Exercise material =>
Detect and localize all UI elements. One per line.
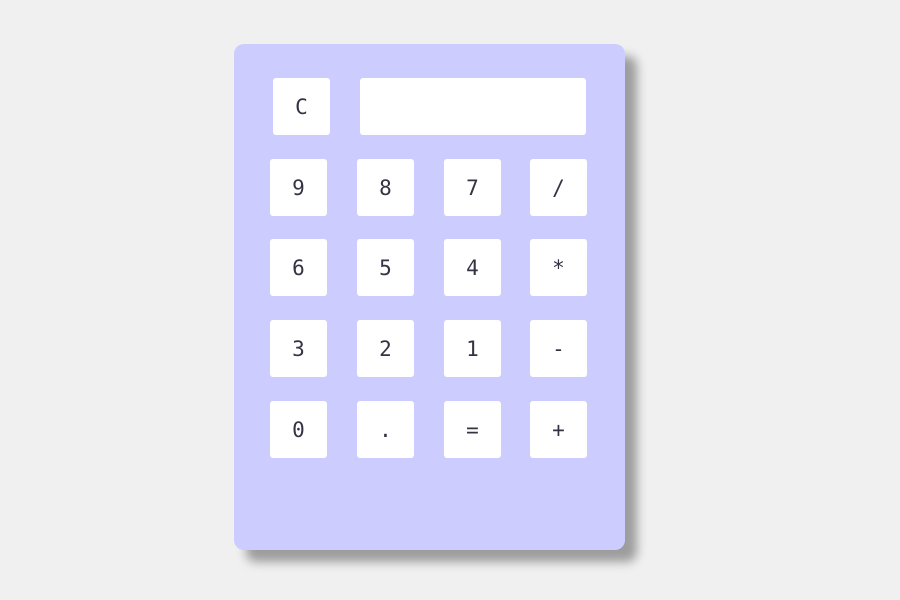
* * *
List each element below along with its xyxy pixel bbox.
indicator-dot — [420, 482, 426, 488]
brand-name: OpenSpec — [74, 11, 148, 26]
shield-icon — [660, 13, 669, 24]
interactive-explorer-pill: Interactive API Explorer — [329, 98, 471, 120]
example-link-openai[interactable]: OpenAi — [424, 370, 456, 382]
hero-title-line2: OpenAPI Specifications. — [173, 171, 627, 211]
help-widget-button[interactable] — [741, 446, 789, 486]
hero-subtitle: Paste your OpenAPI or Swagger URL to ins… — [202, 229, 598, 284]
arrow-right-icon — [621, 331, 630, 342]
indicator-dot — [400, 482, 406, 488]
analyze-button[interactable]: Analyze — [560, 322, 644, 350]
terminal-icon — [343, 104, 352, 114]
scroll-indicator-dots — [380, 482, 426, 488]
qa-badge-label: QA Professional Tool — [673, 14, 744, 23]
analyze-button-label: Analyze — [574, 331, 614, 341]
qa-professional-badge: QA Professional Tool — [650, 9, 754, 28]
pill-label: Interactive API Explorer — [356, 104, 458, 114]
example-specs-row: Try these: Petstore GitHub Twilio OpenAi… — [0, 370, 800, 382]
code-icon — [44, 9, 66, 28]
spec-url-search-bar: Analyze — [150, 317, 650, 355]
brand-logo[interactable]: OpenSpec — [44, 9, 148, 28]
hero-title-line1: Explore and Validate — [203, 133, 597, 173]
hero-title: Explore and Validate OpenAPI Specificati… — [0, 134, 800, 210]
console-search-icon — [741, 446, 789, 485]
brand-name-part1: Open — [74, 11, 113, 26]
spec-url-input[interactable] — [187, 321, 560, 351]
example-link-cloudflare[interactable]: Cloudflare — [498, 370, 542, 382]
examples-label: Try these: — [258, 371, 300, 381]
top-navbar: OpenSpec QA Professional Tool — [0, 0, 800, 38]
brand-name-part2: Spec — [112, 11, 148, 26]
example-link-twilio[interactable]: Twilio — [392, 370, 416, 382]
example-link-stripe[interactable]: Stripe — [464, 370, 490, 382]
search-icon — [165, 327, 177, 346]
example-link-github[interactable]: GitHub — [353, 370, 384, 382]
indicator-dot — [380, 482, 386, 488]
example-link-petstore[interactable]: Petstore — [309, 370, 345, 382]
--
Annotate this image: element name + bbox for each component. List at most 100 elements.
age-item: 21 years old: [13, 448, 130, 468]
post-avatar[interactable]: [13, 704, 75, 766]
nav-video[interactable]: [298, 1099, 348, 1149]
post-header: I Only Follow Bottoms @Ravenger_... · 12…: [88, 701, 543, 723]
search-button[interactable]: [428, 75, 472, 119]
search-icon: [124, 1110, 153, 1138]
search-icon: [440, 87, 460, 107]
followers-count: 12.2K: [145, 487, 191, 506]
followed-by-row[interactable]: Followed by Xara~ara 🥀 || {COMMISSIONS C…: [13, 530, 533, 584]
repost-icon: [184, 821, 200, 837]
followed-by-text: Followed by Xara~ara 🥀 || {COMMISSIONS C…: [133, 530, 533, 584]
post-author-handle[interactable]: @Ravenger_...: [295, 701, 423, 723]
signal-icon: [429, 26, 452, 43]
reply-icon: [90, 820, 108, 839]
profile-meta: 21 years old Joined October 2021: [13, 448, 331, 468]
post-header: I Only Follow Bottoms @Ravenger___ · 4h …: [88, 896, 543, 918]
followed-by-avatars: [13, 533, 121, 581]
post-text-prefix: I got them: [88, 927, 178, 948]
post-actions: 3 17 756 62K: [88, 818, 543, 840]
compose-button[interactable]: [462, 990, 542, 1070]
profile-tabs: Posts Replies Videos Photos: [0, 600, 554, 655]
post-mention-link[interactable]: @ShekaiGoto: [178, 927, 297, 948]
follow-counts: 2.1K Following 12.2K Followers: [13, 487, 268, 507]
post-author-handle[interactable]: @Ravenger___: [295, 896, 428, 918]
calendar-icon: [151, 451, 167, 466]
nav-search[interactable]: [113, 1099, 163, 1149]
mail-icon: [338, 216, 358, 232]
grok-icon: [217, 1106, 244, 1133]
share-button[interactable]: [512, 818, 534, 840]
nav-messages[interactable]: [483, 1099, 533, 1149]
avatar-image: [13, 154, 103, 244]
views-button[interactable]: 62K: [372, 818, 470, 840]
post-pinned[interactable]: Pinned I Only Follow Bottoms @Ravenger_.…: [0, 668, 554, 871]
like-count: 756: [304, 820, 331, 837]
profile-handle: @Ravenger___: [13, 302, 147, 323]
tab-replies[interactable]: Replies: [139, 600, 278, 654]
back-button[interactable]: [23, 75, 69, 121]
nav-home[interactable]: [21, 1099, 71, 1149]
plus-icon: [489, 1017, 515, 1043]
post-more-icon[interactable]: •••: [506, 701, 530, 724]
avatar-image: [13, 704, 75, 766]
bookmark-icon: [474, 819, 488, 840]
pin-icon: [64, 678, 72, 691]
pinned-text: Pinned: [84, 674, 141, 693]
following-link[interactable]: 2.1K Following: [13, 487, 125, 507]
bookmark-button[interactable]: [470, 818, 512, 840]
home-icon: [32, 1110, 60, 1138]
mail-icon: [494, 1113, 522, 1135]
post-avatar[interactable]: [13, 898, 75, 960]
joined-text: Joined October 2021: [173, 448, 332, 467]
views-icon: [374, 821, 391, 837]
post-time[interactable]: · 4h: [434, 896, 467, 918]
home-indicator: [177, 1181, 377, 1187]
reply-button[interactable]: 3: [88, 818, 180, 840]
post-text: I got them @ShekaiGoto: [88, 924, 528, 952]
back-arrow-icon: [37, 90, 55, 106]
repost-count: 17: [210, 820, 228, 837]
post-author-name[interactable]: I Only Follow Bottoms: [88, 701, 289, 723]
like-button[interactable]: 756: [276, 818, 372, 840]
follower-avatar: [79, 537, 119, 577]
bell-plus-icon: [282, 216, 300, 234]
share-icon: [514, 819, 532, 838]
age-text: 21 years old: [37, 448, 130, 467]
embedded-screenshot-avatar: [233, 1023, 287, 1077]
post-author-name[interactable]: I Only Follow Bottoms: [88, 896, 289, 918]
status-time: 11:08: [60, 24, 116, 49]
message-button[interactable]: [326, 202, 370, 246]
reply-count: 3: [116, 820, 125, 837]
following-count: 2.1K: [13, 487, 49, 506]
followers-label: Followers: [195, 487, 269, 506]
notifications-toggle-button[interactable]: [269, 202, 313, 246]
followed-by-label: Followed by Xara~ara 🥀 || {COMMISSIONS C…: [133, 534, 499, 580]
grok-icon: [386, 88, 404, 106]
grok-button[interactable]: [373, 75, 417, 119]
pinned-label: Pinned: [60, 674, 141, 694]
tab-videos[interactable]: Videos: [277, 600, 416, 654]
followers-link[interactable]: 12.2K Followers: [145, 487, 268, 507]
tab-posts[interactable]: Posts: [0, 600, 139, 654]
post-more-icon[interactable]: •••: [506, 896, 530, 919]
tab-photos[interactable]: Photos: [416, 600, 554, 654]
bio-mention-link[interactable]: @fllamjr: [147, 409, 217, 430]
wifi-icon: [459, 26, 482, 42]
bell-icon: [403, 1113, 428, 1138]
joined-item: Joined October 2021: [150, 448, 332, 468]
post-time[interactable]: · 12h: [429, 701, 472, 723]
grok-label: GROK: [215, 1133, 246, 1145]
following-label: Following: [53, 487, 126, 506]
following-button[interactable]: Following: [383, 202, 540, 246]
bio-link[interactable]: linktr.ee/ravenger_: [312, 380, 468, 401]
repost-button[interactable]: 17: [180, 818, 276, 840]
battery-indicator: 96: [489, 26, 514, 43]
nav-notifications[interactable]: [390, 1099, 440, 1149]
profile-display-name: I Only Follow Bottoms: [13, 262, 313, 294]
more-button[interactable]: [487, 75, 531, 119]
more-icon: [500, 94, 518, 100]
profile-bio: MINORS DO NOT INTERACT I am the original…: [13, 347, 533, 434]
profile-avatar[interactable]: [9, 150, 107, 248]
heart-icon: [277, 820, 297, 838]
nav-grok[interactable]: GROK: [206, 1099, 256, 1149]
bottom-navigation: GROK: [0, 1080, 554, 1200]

To be done =>
Format the lines of the records as a Markdown table with the columns "Row" and "Line", starting with the line that contains "List each element" and going on through the line that contains "analyze-button-label: Analyze —". Number each line in "Row", put its text in "Line", and leave out any blank lines.

Final result =>
| Row | Line |
|---|---|
| 1 | List each element below along with its xyxy pixel bbox. |
| 2 | indicator-dot — [420, 482, 426, 488] |
| 3 | brand-name: OpenSpec — [74, 11, 148, 26] |
| 4 | shield-icon — [660, 13, 669, 24] |
| 5 | interactive-explorer-pill: Interactive API Explorer — [329, 98, 471, 120] |
| 6 | example-link-openai[interactable]: OpenAi — [424, 370, 456, 382] |
| 7 | hero-title-line2: OpenAPI Specifications. — [173, 171, 627, 211] |
| 8 | help-widget-button[interactable] — [741, 446, 789, 486] |
| 9 | hero-subtitle: Paste your OpenAPI or Swagger URL to ins… — [202, 229, 598, 284] |
| 10 | arrow-right-icon — [621, 331, 630, 342] |
| 11 | indicator-dot — [400, 482, 406, 488] |
| 12 | analyze-button[interactable]: Analyze — [560, 322, 644, 350] |
| 13 | terminal-icon — [343, 104, 352, 114] |
| 14 | scroll-indicator-dots — [380, 482, 426, 488] |
| 15 | qa-badge-label: QA Professional Tool — [673, 14, 744, 23] |
| 16 | analyze-button-label: Analyze — [574, 331, 614, 341] |